== TEXT PROVIDED ==
So, What i am basically trying to do can be summarized below.
I want to reconstruct the parameter values of the weight of a convolutional layer and want to optimize the network on both this reconstruction loss and categorial cross-entropy loss. It works fine only while optimizing on cross-entropy loss but fails when I add the reconstruction loss. Basically the gradient is not passing through the NN(Neural Net) to update it’s parameter. I want it’s weight to get updated.
The network that I build was like below,
class MODEL(nn.Module):
def __init__(self):
super(MODEL, self).__init__()
self.conv1 = nn.Conv2d(in_channels=3, out_channels=64, kernel_size=(3,3), padding=1)
self.max_pool1 = nn.MaxPool2d(kernel_size=(3,3))
self.reBuilder = nn.Conv2d(in_channels=3, out_channels=3, kernel_size=(5,5), padding=2)
self.lossfn = torch.nn.L1Loss(reduction="mean")
self.conv2 = nn.Conv2d(in_channels=64, out_channels=256, kernel_size=(3,3), padding=1)
self.max_pool2 = nn.MaxPool2d(kernel_size=(3,3))
===
WHAT TO DO:
[1] For each statement about the forum post on the reconstruction loss, answer yes or no and quote the exact words of the post that decide it. (a) Training works when only the cross-entropy loss is used. (b) The reBuilder layer produces 64 output channels. (c) The reconstruction loss is computed with mean squared error.
[2] Translate this sentence from the forum post on the reconstruction loss into Spanish: "It works fine only while optimizing on cross-entropy loss but fails when I add the reconstruction loss."
[3] Carry the forum post on the reconstruction loss forward from its last line, extending the model code.
The items that follow come from a separate source.
== STORED RECORDS ==
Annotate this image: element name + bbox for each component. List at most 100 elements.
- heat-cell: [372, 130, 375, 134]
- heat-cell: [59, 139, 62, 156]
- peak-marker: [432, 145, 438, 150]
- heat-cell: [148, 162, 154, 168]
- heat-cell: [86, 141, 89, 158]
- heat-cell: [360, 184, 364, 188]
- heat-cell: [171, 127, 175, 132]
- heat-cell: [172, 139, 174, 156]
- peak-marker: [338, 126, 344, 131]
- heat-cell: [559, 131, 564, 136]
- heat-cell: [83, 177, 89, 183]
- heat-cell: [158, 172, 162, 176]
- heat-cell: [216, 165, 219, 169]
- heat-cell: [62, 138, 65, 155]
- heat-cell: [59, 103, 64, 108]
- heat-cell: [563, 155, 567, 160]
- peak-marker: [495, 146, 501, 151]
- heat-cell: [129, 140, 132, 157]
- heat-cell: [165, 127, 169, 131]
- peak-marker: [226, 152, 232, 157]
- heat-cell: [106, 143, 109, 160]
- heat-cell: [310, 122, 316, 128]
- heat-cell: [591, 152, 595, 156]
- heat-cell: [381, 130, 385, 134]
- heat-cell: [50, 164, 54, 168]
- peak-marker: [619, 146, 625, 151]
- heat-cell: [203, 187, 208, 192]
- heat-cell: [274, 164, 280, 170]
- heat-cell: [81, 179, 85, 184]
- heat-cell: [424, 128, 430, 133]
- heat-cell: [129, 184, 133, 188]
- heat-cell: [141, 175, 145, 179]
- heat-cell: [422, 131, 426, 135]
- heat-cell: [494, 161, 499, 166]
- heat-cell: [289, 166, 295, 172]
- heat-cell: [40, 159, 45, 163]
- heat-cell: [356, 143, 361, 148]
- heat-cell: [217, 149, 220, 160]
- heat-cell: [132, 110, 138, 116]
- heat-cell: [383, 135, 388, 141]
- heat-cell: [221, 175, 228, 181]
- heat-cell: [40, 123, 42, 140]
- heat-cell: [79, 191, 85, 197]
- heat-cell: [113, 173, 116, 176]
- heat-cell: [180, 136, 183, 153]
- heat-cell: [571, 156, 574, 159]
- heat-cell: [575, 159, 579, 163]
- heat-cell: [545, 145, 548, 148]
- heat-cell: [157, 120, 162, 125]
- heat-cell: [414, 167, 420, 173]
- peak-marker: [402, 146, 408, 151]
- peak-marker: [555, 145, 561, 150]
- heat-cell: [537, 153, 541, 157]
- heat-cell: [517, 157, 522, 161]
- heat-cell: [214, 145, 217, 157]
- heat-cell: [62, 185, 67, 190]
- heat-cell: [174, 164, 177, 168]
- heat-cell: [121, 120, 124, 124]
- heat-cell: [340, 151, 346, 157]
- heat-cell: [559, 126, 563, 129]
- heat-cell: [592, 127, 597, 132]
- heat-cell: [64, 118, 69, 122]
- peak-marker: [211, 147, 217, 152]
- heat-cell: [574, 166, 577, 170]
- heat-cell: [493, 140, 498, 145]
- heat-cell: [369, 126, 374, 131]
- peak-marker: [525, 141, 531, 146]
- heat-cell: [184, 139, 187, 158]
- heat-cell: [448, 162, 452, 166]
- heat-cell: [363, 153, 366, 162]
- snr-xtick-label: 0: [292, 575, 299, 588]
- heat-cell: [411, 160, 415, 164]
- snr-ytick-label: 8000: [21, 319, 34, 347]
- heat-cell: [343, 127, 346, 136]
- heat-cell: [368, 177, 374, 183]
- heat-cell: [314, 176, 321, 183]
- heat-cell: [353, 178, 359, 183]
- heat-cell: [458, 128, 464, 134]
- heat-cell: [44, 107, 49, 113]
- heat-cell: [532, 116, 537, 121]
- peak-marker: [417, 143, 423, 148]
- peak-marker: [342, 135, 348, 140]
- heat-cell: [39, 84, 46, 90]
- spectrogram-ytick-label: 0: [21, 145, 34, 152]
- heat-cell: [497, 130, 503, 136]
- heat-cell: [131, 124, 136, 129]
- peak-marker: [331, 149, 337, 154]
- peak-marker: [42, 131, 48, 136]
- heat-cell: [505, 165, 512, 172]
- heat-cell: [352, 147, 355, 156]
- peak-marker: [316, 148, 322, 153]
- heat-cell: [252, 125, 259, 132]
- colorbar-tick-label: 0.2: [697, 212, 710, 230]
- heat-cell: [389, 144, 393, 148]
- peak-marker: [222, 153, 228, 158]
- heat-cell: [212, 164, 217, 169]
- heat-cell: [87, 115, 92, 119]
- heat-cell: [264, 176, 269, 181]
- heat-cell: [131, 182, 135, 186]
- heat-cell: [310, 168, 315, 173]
===
== STORED RECORDS ==
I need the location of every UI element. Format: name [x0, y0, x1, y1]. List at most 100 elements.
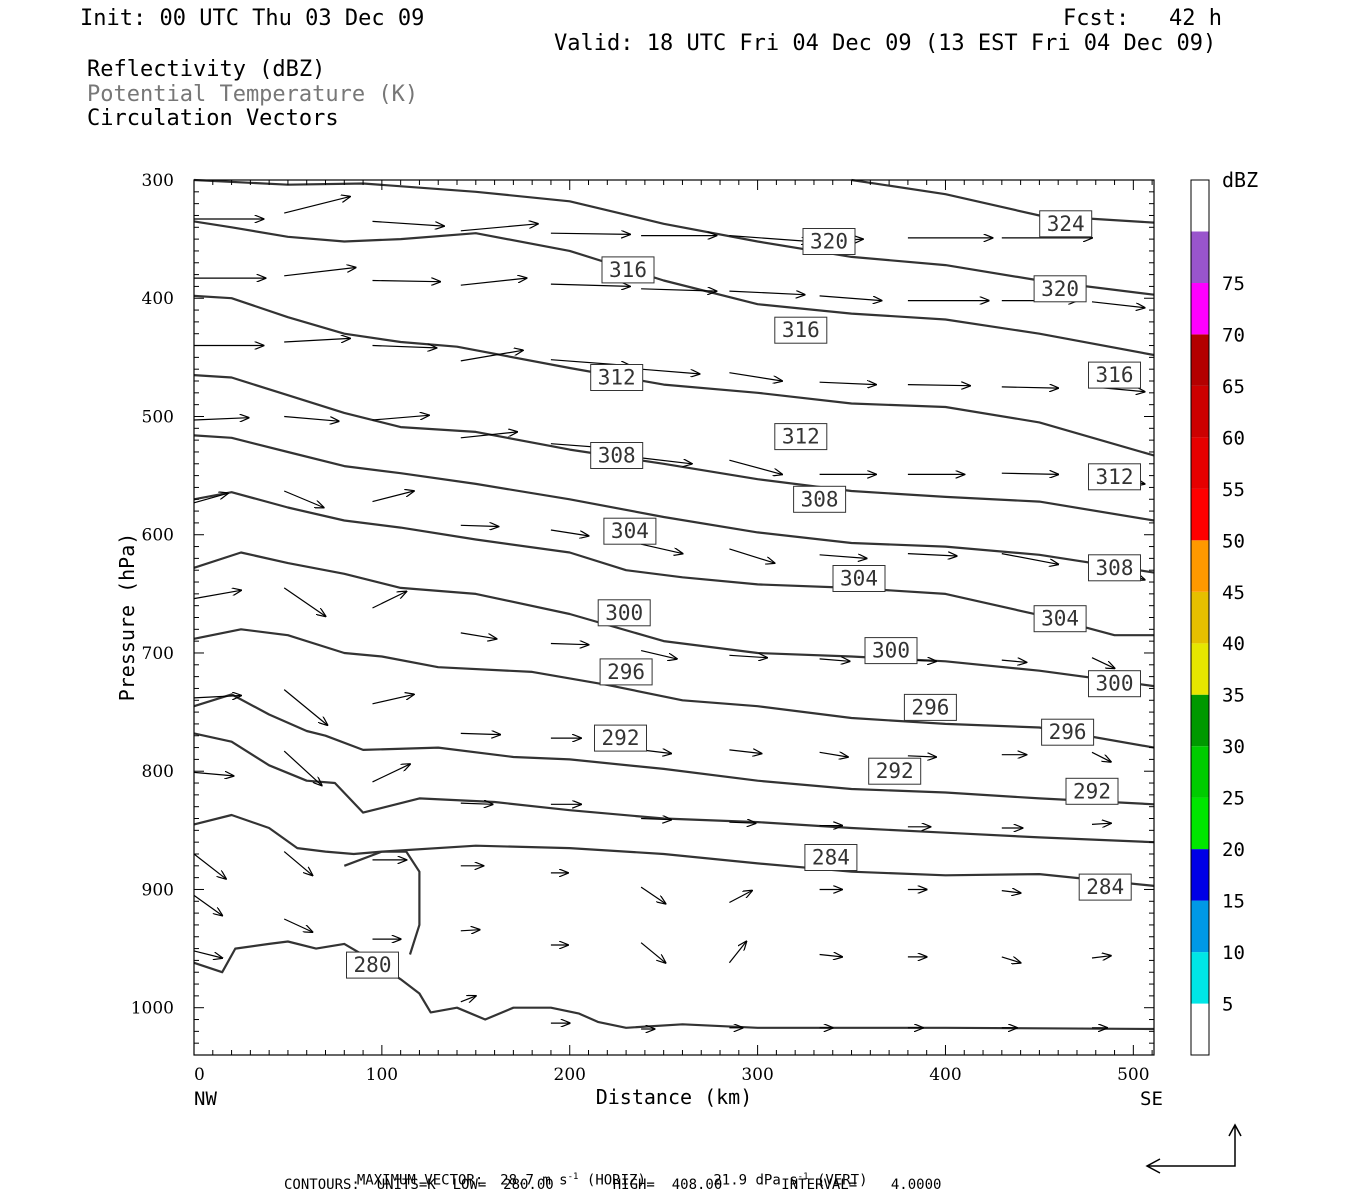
===
RESULTS OF THE EXERCISE:
[1]
(a) Yes: "It works fine only while optimizing on cross-entropy loss"
(b) No: "self.reBuilder = nn.Conv2d(in_channels=3, out_channels=3, kernel_size=(5,5), padding=2)"
(c) No: "self.lossfn = torch.nn.L1Loss(reduction="mean")"

[2] Funciona bien solo mientras se optimiza con la pérdida de entropía cruzada, pero falla cuando añado la pérdida de reconstrucción.

[3]
self.conv3 = nn.Conv2d(in_channels=256, out_channels=512, kernel_size=(3,3), padding=1)
self.max_pool3 = nn.MaxPool2d(kernel_size=(3,3))
self.dense = nn.Linear(in_features=512, out_features=10)
def forward(self, x):
ckpt = self.state_dict()
weight = ckpt["conv1.weight"].detach().clone().permute((3,2,1,0)) #output_shape (3,3,3,64)
weightNew = self.reBuilder(weight)
loss = self.lossfn(weightNew, weight)
weightNew = weightNew.permute((3, 2, 1, 0))
weightFinal = weightNew.detach().clone()
ckpt["conv1.weight"] = weightFinal
self.load_state_dict(ckpt)
x = self.conv1(x)
x = self.max_pool1(x)
x = self.conv2(x)
x = self.max_pool2(x)
x = self.conv3(x)
x = self.max_pool3(x)
x = torch.flatten(x, start_dim=1)
x = self.dense(x)
return x, loss
The forward and backward pass code is like,
model = MODEL()
criterion = nn.BCEWithLogitsLoss().to("cuda")
outputs, recoLoss = model(images)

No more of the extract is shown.